EXERCISE:
Present every line in which the string "index" appears.

--- begin INFORMATION PROVIDED ---

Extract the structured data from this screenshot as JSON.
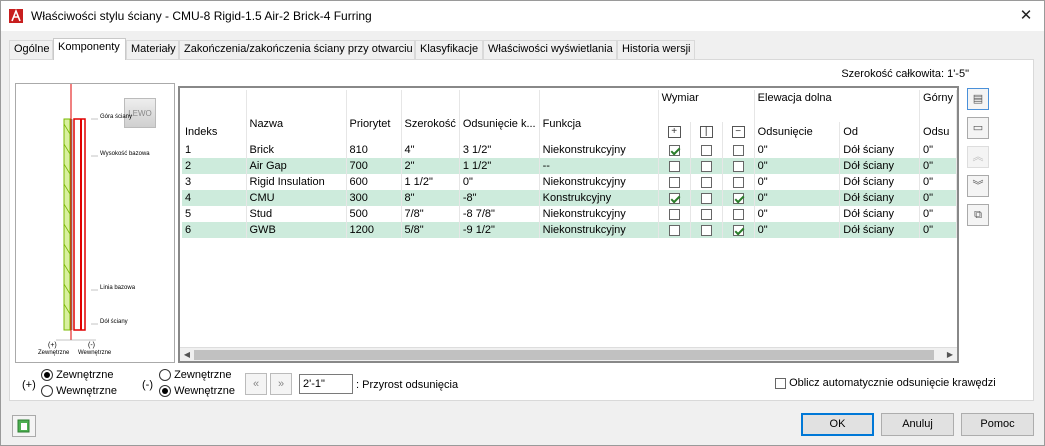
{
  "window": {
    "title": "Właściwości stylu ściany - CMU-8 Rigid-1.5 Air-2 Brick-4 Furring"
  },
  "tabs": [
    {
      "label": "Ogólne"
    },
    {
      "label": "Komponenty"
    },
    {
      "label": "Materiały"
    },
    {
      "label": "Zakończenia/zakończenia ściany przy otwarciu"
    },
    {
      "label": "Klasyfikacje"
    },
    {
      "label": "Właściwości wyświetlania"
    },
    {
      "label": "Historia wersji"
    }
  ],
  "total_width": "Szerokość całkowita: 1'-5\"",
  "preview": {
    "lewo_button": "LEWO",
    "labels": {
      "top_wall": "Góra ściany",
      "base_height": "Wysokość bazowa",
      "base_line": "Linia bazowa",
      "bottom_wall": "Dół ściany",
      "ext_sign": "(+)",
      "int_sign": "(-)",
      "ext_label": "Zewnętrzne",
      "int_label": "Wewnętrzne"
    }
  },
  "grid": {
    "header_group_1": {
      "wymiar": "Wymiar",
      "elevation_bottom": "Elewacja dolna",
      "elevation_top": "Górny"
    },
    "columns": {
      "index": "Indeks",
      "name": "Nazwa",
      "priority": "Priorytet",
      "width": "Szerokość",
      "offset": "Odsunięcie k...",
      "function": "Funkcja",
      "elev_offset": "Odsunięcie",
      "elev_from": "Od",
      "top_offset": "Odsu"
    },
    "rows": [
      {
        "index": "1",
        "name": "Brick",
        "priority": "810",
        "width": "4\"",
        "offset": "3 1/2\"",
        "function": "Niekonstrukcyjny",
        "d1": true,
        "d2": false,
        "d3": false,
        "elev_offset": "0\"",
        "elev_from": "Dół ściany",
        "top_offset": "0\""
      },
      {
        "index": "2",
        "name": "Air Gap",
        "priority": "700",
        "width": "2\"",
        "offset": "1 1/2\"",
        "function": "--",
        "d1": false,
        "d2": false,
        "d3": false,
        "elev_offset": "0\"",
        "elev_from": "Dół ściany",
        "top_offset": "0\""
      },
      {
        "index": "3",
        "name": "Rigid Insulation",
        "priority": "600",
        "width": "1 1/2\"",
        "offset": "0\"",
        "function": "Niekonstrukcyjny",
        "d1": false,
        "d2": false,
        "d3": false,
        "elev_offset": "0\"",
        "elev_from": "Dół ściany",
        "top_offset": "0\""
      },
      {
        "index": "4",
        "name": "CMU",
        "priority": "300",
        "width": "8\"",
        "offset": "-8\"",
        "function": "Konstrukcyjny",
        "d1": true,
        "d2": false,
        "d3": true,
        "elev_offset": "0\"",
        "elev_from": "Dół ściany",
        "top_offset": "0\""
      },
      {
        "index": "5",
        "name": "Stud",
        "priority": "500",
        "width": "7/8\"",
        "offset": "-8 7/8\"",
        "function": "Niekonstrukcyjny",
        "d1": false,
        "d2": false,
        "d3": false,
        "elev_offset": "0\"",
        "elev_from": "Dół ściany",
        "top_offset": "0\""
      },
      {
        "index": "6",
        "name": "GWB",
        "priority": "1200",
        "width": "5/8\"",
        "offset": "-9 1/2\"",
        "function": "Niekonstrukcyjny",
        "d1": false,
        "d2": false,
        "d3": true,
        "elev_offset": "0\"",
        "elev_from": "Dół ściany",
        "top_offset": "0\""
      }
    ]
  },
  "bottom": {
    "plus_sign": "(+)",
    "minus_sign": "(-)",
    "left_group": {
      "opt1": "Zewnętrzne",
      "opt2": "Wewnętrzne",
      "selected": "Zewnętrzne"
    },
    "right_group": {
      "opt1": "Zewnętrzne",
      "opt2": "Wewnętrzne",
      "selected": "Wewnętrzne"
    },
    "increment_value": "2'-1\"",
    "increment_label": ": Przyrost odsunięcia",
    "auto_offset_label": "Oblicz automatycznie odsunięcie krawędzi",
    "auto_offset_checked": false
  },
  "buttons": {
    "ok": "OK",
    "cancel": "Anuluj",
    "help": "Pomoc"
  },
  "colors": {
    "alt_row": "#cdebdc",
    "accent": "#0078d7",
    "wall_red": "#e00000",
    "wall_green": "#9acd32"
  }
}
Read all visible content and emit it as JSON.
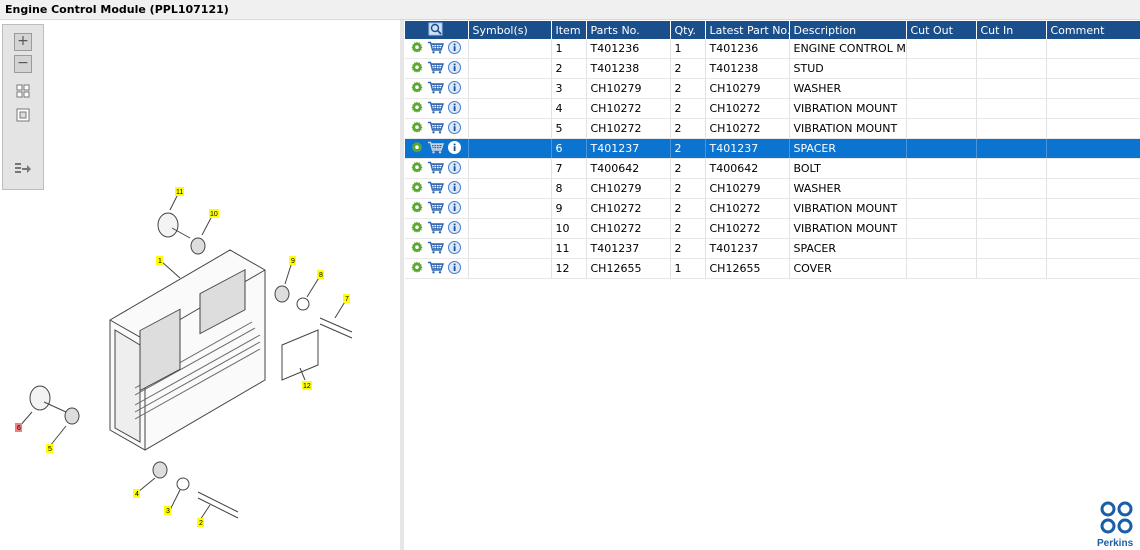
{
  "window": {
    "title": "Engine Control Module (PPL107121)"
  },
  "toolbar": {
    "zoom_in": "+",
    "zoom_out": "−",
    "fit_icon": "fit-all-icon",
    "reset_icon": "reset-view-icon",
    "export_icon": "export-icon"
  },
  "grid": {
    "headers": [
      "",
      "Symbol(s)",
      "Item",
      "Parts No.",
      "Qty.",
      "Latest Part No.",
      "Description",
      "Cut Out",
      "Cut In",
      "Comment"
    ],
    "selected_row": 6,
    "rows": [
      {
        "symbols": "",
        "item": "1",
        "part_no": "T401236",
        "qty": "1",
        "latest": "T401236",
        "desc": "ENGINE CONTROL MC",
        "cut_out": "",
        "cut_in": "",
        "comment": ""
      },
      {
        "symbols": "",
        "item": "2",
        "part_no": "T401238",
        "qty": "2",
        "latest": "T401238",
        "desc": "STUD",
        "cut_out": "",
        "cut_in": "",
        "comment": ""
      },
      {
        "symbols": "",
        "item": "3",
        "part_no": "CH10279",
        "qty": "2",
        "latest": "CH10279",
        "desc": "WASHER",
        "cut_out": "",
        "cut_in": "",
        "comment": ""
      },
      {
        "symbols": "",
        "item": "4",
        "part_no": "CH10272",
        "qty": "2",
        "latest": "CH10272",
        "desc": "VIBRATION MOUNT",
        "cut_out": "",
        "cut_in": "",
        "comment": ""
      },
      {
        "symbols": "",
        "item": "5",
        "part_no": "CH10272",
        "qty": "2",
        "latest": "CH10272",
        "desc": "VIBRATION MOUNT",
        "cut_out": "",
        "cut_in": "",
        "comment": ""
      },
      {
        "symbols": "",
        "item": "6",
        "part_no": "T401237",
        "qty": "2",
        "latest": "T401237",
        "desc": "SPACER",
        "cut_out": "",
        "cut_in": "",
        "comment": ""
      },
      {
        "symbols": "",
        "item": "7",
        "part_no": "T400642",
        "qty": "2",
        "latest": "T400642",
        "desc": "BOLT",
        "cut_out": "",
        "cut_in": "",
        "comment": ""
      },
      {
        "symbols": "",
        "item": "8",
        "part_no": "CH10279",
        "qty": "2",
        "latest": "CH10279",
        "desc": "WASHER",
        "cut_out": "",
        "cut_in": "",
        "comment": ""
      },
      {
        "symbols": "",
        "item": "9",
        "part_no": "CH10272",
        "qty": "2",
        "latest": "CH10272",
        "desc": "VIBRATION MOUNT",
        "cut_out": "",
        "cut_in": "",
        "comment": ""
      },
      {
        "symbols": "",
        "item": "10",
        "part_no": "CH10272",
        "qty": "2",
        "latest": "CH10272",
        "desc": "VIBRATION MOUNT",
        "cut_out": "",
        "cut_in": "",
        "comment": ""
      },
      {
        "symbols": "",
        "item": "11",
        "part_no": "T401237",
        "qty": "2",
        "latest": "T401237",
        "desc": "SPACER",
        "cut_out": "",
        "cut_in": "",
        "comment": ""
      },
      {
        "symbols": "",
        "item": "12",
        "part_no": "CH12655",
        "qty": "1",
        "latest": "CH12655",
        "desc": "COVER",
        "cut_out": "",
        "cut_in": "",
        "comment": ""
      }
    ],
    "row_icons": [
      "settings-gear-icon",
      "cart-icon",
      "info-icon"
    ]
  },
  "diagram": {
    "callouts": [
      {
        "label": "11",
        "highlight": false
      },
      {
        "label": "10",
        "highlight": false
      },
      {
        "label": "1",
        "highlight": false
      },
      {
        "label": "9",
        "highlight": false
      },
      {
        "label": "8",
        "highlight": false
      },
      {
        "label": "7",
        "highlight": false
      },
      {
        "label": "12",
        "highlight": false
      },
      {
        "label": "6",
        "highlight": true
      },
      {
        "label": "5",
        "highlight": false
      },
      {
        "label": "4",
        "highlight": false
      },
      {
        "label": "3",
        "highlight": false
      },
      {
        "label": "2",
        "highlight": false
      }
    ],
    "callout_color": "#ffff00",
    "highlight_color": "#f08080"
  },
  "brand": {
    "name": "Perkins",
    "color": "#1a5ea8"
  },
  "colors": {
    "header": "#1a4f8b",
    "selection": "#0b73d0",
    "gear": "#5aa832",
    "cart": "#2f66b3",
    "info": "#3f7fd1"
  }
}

--- end INFORMATION PROVIDED ---

ANSWER TO THE EXERCISE:
      "index": "Indeks",
        "index": "1",
        "index": "2",
        "index": "3",
        "index": "4",
        "index": "5",
        "index": "6",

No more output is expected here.